— start of LISTED RECORDS —

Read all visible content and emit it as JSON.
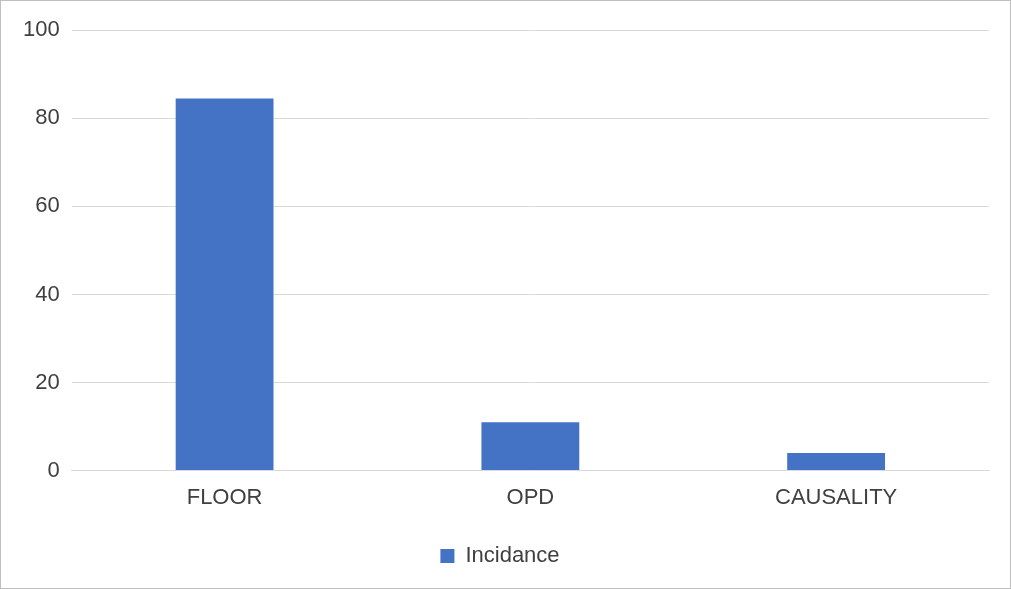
{
  "chart_data": {
    "type": "bar",
    "categories": [
      "FLOOR",
      "OPD",
      "CAUSALITY"
    ],
    "series": [
      {
        "name": "Incidance",
        "color": "#4472c4",
        "values": [
          84.5,
          11,
          4
        ]
      }
    ],
    "ylim": [
      0,
      100
    ],
    "yticks": [
      0,
      20,
      40,
      60,
      80,
      100
    ],
    "grid": true,
    "legend": "bottom"
  }
}
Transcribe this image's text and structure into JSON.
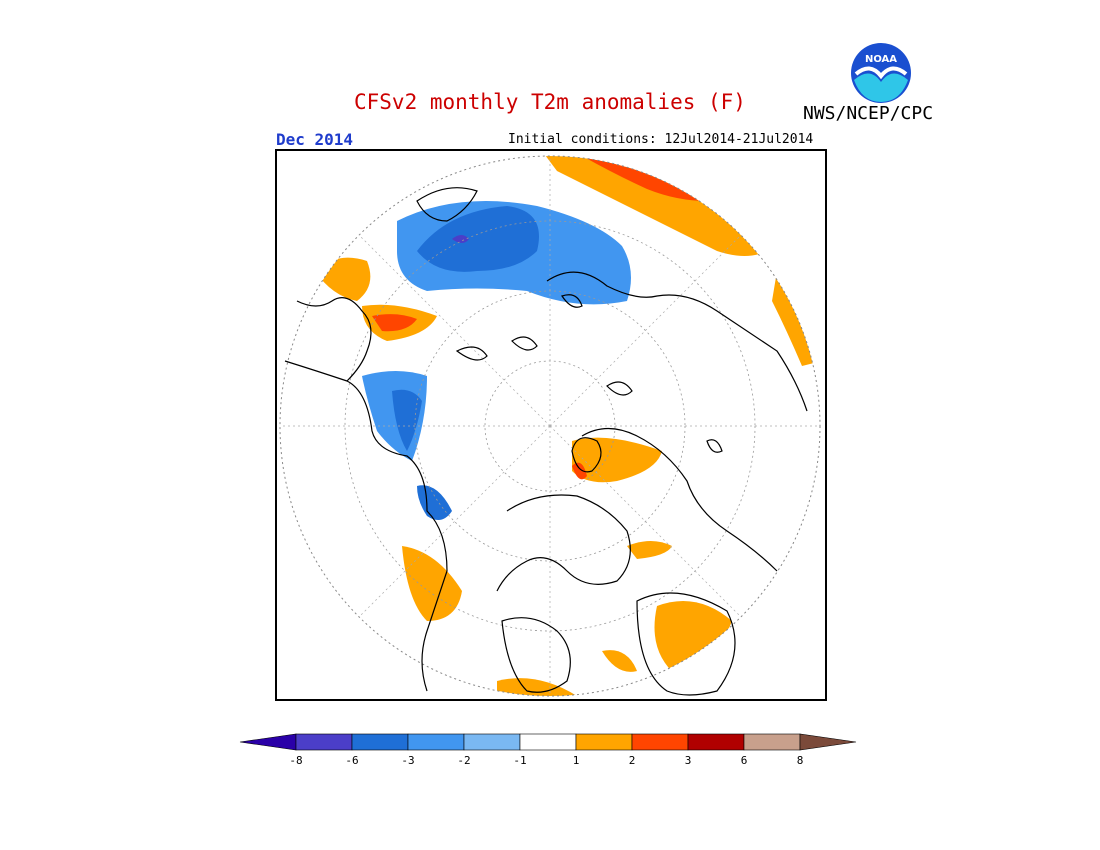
{
  "header": {
    "title": "CFSv2 monthly T2m anomalies (F)",
    "organization": "NWS/NCEP/CPC",
    "valid_month": "Dec 2014",
    "initial_conditions": "Initial conditions: 12Jul2014-21Jul2014",
    "logo_text": "NOAA"
  },
  "colors": {
    "title": "#cc0000",
    "valid_month": "#1f3ccc",
    "land_outline": "#000000",
    "background": "#ffffff"
  },
  "legend": {
    "units": "F",
    "bins": [
      {
        "color": "#2a00a8",
        "range": "< -8"
      },
      {
        "color": "#4b3ec8",
        "range": "-8 to -6"
      },
      {
        "color": "#1f6fd6",
        "range": "-6 to -3"
      },
      {
        "color": "#4196f0",
        "range": "-3 to -2"
      },
      {
        "color": "#7ab8f2",
        "range": "-2 to -1"
      },
      {
        "color": "#ffffff",
        "range": "-1 to 1"
      },
      {
        "color": "#ffa500",
        "range": "1 to 2"
      },
      {
        "color": "#ff4500",
        "range": "2 to 3"
      },
      {
        "color": "#b00000",
        "range": "3 to 6"
      },
      {
        "color": "#c8a08c",
        "range": "6 to 8"
      },
      {
        "color": "#7b4a3a",
        "range": "> 8"
      }
    ],
    "tick_labels": [
      "-8",
      "-6",
      "-3",
      "-2",
      "-1",
      "1",
      "2",
      "3",
      "6",
      "8"
    ]
  },
  "map": {
    "projection": "polar stereographic (North Pole)",
    "regions": [
      {
        "name": "north-pacific-cold",
        "category": "-3 to -2"
      },
      {
        "name": "north-pacific-core",
        "category": "-6 to -3"
      },
      {
        "name": "north-pacific-deep",
        "category": "-8 to -6"
      },
      {
        "name": "north-atlantic-warm",
        "category": "1 to 2"
      },
      {
        "name": "north-atlantic-core",
        "category": "2 to 3"
      },
      {
        "name": "western-us-cold",
        "category": "-3 to -2"
      },
      {
        "name": "south-asia-warm",
        "category": "1 to 2"
      },
      {
        "name": "siberia-warm",
        "category": "1 to 2"
      },
      {
        "name": "europe-warm",
        "category": "1 to 2"
      },
      {
        "name": "africa-warm",
        "category": "1 to 2"
      }
    ]
  }
}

— end of LISTED RECORDS —

== DIRECTION ==
Select and copy each line from the data that includes the word "range".

== COMPLETE ANSWER ==
        "range": "< -8"
        "range": "-8 to -6"
        "range": "-6 to -3"
        "range": "-3 to -2"
        "range": "-2 to -1"
        "range": "-1 to 1"
        "range": "1 to 2"
        "range": "2 to 3"
        "range": "3 to 6"
        "range": "6 to 8"
        "range": "> 8"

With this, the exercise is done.